◆ **TASK**
Resume the explanation of adjusting video speed to match display refresh rate, continuing from its last sentence.

◆ **DOCUMENT**
=======

Didn't check the math but wouldn't 1 only allow exact integers? e.g. 23.976 fps against a 72.00 HZ is surely desirable so you'd still want that to work.
I'm not sure what is 72 Hz in your example. But let me explain what is going on in this code.
It tries find speed adjustment for video to match multiple of display fps. So for example for 144 Hz:
factor 1 tries to match 144 Hz factor 2 tries to match 288 Hz factor 3 tries to match 432 Hz factor 4 tries to match 576 Hz factor 5 tries to match 720 Hz and so on...
Assuming your example was about 72 Hz display. It would match at factor 1 because speed adjustment is below threshold. So it would get adjusted to 24 fps @ 72 Hz. Also this is perfect case, because after small adjustment we have multiple of display Hz, so factor doesn't even matter.
Now more interesting case is when we cannot adjust speed enough (due to limit) and start going into multiples of display Hz. For example. 25 fps @ 144 Hz would try to:
factor | speed change % | video fps after adjust | vsync ratio |
---|---|---|---|
no adjustment | 0.0000 | 25.0000 | 5.7600 |
1 | -4.0000 | 24.0000 | 6.0000 |
2 | -4.0000 | 24.0000 | 6.0000 |
3 | 1.6471 | 25.4118 | 5.6667 |
4 | 0.1739 | 25.0435 | 5.7500 |
5 | -0.6897 | 24.8276 | 5.8000 |
1-3 is rejected, because it is too big speed change and we end up using factor 4. Which is targeting video fps to be multiple of 576 Hz. 576 / 25.0435 = 23.

=======

◆ **GIVEN MATERIAL**
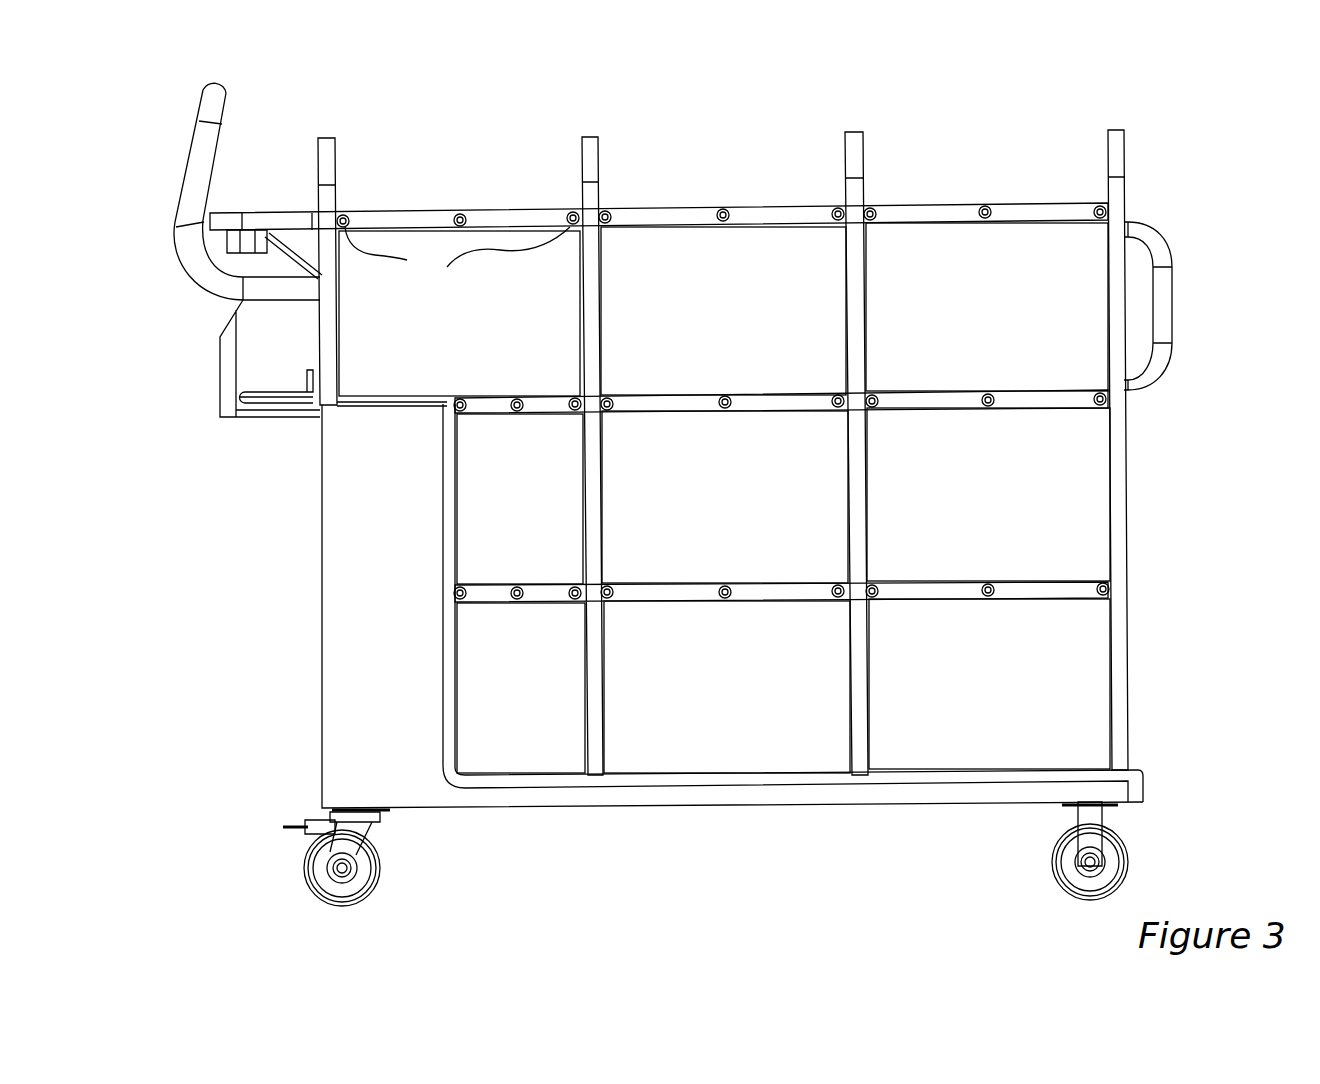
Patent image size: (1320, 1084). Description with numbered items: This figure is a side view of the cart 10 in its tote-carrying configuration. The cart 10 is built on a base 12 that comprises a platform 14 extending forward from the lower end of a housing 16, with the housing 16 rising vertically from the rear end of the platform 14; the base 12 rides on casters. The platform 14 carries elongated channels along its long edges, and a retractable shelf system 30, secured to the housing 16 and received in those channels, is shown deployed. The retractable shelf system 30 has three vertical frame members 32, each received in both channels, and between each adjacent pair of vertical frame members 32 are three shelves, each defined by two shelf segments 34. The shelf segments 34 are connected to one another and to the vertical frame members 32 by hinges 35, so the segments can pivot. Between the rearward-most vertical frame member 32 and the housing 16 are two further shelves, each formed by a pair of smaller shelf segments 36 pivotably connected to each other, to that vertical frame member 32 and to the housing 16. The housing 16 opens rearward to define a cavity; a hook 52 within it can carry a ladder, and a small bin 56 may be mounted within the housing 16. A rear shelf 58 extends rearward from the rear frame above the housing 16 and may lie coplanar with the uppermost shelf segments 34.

=======

◆ **EXPECTED ANSWER**
Sync code will fit number of reapeats for current vsync duration. So if we cannot target multiple of this duration we will accumulate error either way, and have at some point 5 instead of 6 repeats. note that in all those cases it would do the same, but if we adjust the speed to factor 4, we in theory after repeating frames 23 times (6+6+6+5), cancel out error and align on vsync again. We also have drift and another sync innacuracies, so it won't be perfect anyway. I made this draft, because after doing 2nd take on this, it might actually be better this way, I'm not sure though if 5 is not too big number, but theoretically it makes sense actually.
Another example would be 23.976 fps on 60 Hz. With factor 2 it would adjust it to 24 fps, which makes it clean 3:2 rate. Else we would accumulate error and after a while (every 17 seconds) we would need to do drop one repeat.
Either way, I think we can skip this patch probably, I still not sure if this is the best way to adjust speed, but it is what we have.
Allow changing the video speed only if it results in an integer multiple of the display FPS by default. It makes little sense to adjust the video speed if it does not result in the target multiple.
For example, a 25 fps video on a 144 Hz display would be sped up by 0.17% before this change, resulting in a ratio of approximately 5.75 instead of 5.76 without the speed change...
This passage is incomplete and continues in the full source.